> _SUPPLIED MATERIAL_:
— begin —

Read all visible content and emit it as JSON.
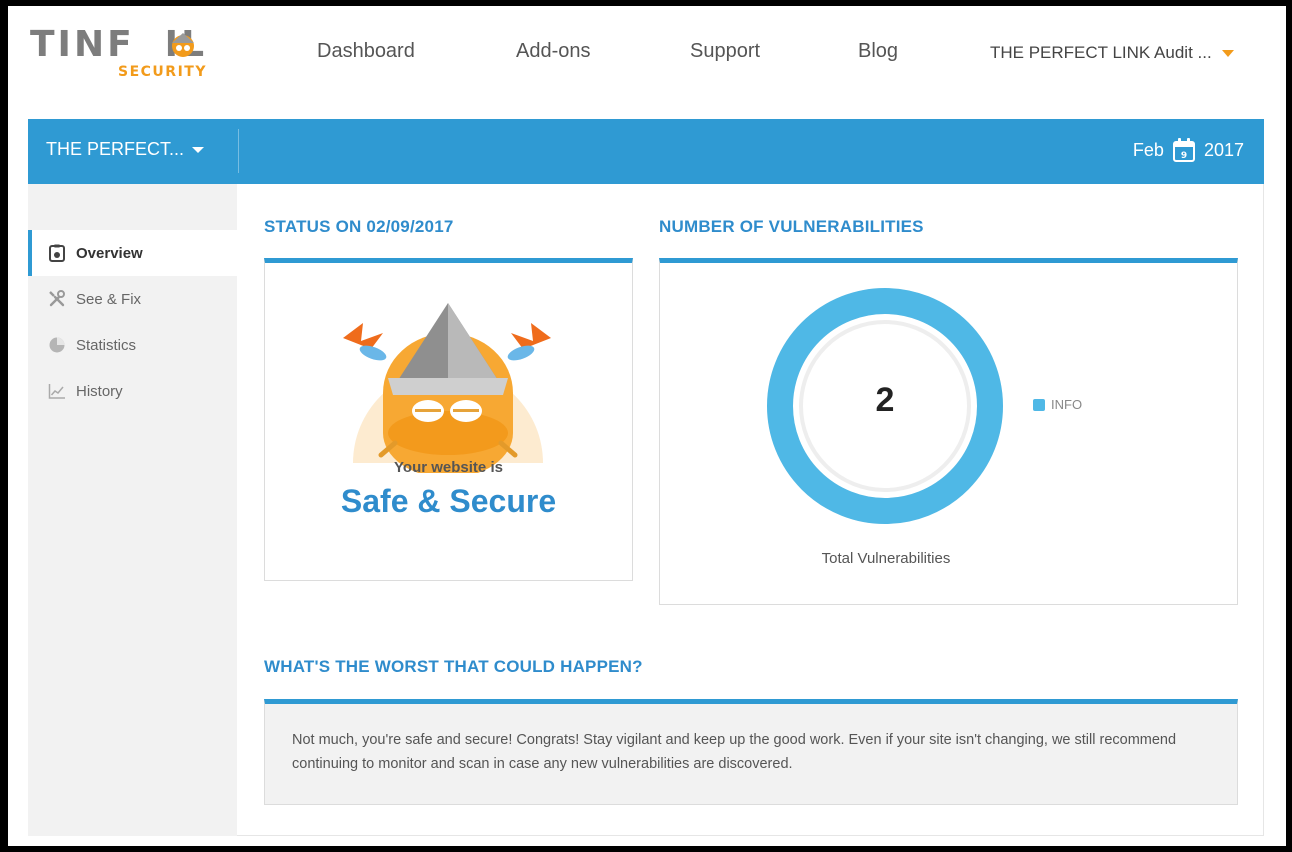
{
  "brand": {
    "logo_word": "TINF",
    "logo_word_end": "IL",
    "logo_sub": "SECURITY",
    "accent_orange": "#f29b1b",
    "accent_blue": "#2f9ad3"
  },
  "topnav": {
    "items": [
      {
        "label": "Dashboard"
      },
      {
        "label": "Add-ons"
      },
      {
        "label": "Support"
      },
      {
        "label": "Blog"
      }
    ],
    "account_label": "THE PERFECT LINK Audit ...",
    "account_icon": "chevron-down-icon"
  },
  "bluebar": {
    "site_label": "THE PERFECT...",
    "month": "Feb",
    "day": "9",
    "year": "2017"
  },
  "sidebar": {
    "items": [
      {
        "label": "Overview",
        "icon": "clipboard-icon",
        "active": true
      },
      {
        "label": "See & Fix",
        "icon": "tools-icon",
        "active": false
      },
      {
        "label": "Statistics",
        "icon": "pie-chart-icon",
        "active": false
      },
      {
        "label": "History",
        "icon": "line-chart-icon",
        "active": false
      }
    ]
  },
  "status": {
    "title": "STATUS ON 02/09/2017",
    "line1": "Your website is",
    "line2": "Safe & Secure"
  },
  "vulnerabilities": {
    "title": "NUMBER OF VULNERABILITIES",
    "count": "2",
    "legend_label": "INFO",
    "legend_color": "#4fb8e6",
    "info_share": 1.0,
    "footer": "Total Vulnerabilities"
  },
  "worst": {
    "title": "WHAT'S THE WORST THAT COULD HAPPEN?",
    "body": "Not much, you're safe and secure! Congrats! Stay vigilant and keep up the good work. Even if your site isn't changing, we still recommend continuing to monitor and scan in case any new vulnerabilities are discovered."
  }
}
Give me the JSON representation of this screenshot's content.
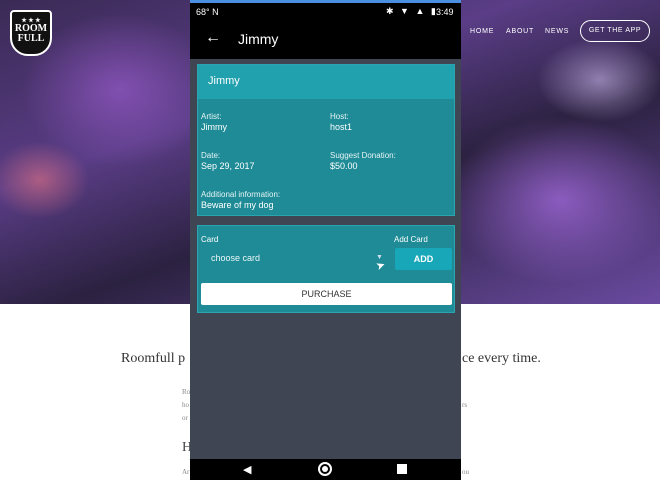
{
  "website": {
    "logo_text": [
      "ROOM",
      "FULL"
    ],
    "logo_stars": "★ ★ ★",
    "nav": {
      "home": "HOME",
      "about": "ABOUT",
      "news": "NEWS"
    },
    "cta": "GET THE APP",
    "tagline_left": "Roomfull p",
    "tagline_right": "ce every time.",
    "faint_bits": [
      "Ro",
      "ho",
      "or",
      "rs",
      "Ar",
      "ou"
    ],
    "heading_fragment": "H"
  },
  "status_bar": {
    "left": "68° N",
    "icons": "✱ ▼ ▲ ▮",
    "time": "3:49"
  },
  "app_bar": {
    "back_icon": "arrow-left-icon",
    "title": "Jimmy"
  },
  "event": {
    "header": "Jimmy",
    "artist_label": "Artist:",
    "artist_value": "Jimmy",
    "host_label": "Host:",
    "host_value": "host1",
    "date_label": "Date:",
    "date_value": "Sep 29, 2017",
    "donation_label": "Suggest Donation:",
    "donation_value": "$50.00",
    "info_label": "Additional information:",
    "info_value": "Beware of my dog"
  },
  "payment": {
    "card_label": "Card",
    "card_placeholder": "choose card",
    "add_card_label": "Add Card",
    "add_button": "ADD",
    "purchase_button": "PURCHASE"
  },
  "colors": {
    "card_bg": "#1e8b96",
    "card_header": "#21a0ae",
    "add_button": "#17a7b8",
    "phone_bg": "#3f4552",
    "status_accent": "#4a8fe0"
  }
}
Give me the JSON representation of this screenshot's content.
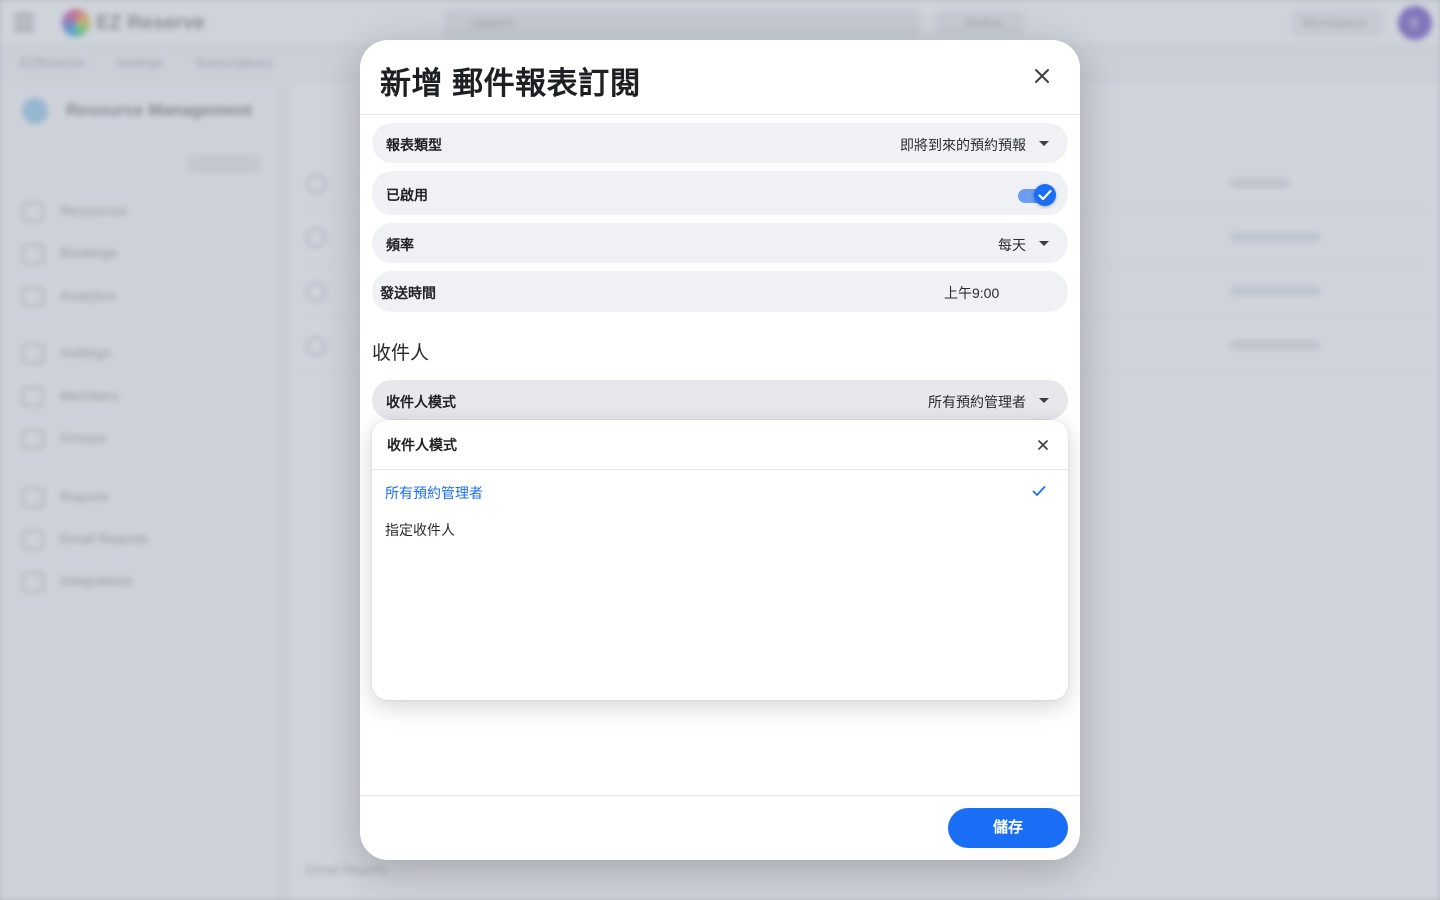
{
  "background": {
    "logo_text": "EZ Reserve",
    "search_placeholder": "Search",
    "notice_label": "Notice",
    "top_dropdown_label": "Workspace",
    "avatar_initial": "E",
    "breadcrumb": "EZReserve Settings Subscriptions",
    "sidebar_header": "Resource Management",
    "sidebar_items": [
      "Resources",
      "Bookings",
      "Analytics",
      "Settings",
      "Members",
      "Groups",
      "Reports",
      "Email Reports",
      "Integrations"
    ],
    "footer_text": "Email Reports"
  },
  "dialog": {
    "title": "新增 郵件報表訂閱",
    "fields": {
      "report_type": {
        "label": "報表類型",
        "value": "即將到來的預約預報"
      },
      "enabled": {
        "label": "已啟用",
        "checked": true
      },
      "frequency": {
        "label": "頻率",
        "value": "每天"
      },
      "send_time": {
        "label": "發送時間",
        "value": "上午9:00"
      }
    },
    "recipients_section_title": "收件人",
    "recipient_mode": {
      "label": "收件人模式",
      "value": "所有預約管理者"
    },
    "menu": {
      "title": "收件人模式",
      "options": [
        {
          "label": "所有預約管理者",
          "selected": true
        },
        {
          "label": "指定收件人",
          "selected": false
        }
      ]
    },
    "save_label": "儲存"
  },
  "colors": {
    "accent": "#1a6ef5",
    "field_background": "#eff1f4",
    "overlay": "#a0a6b4"
  },
  "icons": {
    "close": "close-icon",
    "dropdown": "caret-down-icon",
    "check": "checkmark-icon"
  }
}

— end —

> _YOUR OBJECTIVE_:
Extract every line of the data exactly; pictures stay out.

> _WRITTEN RESPONSE_:
Read all visible content and emit it as JSON.
{
  "brand": {
    "logo_word": "TINF",
    "logo_word_end": "IL",
    "logo_sub": "SECURITY",
    "accent_orange": "#f29b1b",
    "accent_blue": "#2f9ad3"
  },
  "topnav": {
    "items": [
      {
        "label": "Dashboard"
      },
      {
        "label": "Add-ons"
      },
      {
        "label": "Support"
      },
      {
        "label": "Blog"
      }
    ],
    "account_label": "THE PERFECT LINK Audit ...",
    "account_icon": "chevron-down-icon"
  },
  "bluebar": {
    "site_label": "THE PERFECT...",
    "month": "Feb",
    "day": "9",
    "year": "2017"
  },
  "sidebar": {
    "items": [
      {
        "label": "Overview",
        "icon": "clipboard-icon",
        "active": true
      },
      {
        "label": "See & Fix",
        "icon": "tools-icon",
        "active": false
      },
      {
        "label": "Statistics",
        "icon": "pie-chart-icon",
        "active": false
      },
      {
        "label": "History",
        "icon": "line-chart-icon",
        "active": false
      }
    ]
  },
  "status": {
    "title": "STATUS ON 02/09/2017",
    "line1": "Your website is",
    "line2": "Safe & Secure"
  },
  "vulnerabilities": {
    "title": "NUMBER OF VULNERABILITIES",
    "count": "2",
    "legend_label": "INFO",
    "legend_color": "#4fb8e6",
    "info_share": 1.0,
    "footer": "Total Vulnerabilities"
  },
  "worst": {
    "title": "WHAT'S THE WORST THAT COULD HAPPEN?",
    "body": "Not much, you're safe and secure! Congrats! Stay vigilant and keep up the good work. Even if your site isn't changing, we still recommend continuing to monitor and scan in case any new vulnerabilities are discovered."
  }
}
Give me the JSON representation of this screenshot's content.
{
  "website": {
    "logo_text": [
      "ROOM",
      "FULL"
    ],
    "logo_stars": "★ ★ ★",
    "nav": {
      "home": "HOME",
      "about": "ABOUT",
      "news": "NEWS"
    },
    "cta": "GET THE APP",
    "tagline_left": "Roomfull p",
    "tagline_right": "ce every time.",
    "faint_bits": [
      "Ro",
      "ho",
      "or",
      "rs",
      "Ar",
      "ou"
    ],
    "heading_fragment": "H"
  },
  "status_bar": {
    "left": "68° N",
    "icons": "✱ ▼ ▲ ▮",
    "time": "3:49"
  },
  "app_bar": {
    "back_icon": "arrow-left-icon",
    "title": "Jimmy"
  },
  "event": {
    "header": "Jimmy",
    "artist_label": "Artist:",
    "artist_value": "Jimmy",
    "host_label": "Host:",
    "host_value": "host1",
    "date_label": "Date:",
    "date_value": "Sep 29, 2017",
    "donation_label": "Suggest Donation:",
    "donation_value": "$50.00",
    "info_label": "Additional information:",
    "info_value": "Beware of my dog"
  },
  "payment": {
    "card_label": "Card",
    "card_placeholder": "choose card",
    "add_card_label": "Add Card",
    "add_button": "ADD",
    "purchase_button": "PURCHASE"
  },
  "colors": {
    "card_bg": "#1e8b96",
    "card_header": "#21a0ae",
    "add_button": "#17a7b8",
    "phone_bg": "#3f4552",
    "status_accent": "#4a8fe0"
  }
}
Give me the JSON representation of this screenshot's content.
{
  "background": {
    "logo_text": "EZ Reserve",
    "search_placeholder": "Search",
    "notice_label": "Notice",
    "top_dropdown_label": "Workspace",
    "avatar_initial": "E",
    "breadcrumb": "EZReserve Settings Subscriptions",
    "sidebar_header": "Resource Management",
    "sidebar_items": [
      "Resources",
      "Bookings",
      "Analytics",
      "Settings",
      "Members",
      "Groups",
      "Reports",
      "Email Reports",
      "Integrations"
    ],
    "footer_text": "Email Reports"
  },
  "dialog": {
    "title": "新增 郵件報表訂閱",
    "fields": {
      "report_type": {
        "label": "報表類型",
        "value": "即將到來的預約預報"
      },
      "enabled": {
        "label": "已啟用",
        "checked": true
      },
      "frequency": {
        "label": "頻率",
        "value": "每天"
      },
      "send_time": {
        "label": "發送時間",
        "value": "上午9:00"
      }
    },
    "recipients_section_title": "收件人",
    "recipient_mode": {
      "label": "收件人模式",
      "value": "所有預約管理者"
    },
    "menu": {
      "title": "收件人模式",
      "options": [
        {
          "label": "所有預約管理者",
          "selected": true
        },
        {
          "label": "指定收件人",
          "selected": false
        }
      ]
    },
    "save_label": "儲存"
  },
  "colors": {
    "accent": "#1a6ef5",
    "field_background": "#eff1f4",
    "overlay": "#a0a6b4"
  },
  "icons": {
    "close": "close-icon",
    "dropdown": "caret-down-icon",
    "check": "checkmark-icon"
  }
}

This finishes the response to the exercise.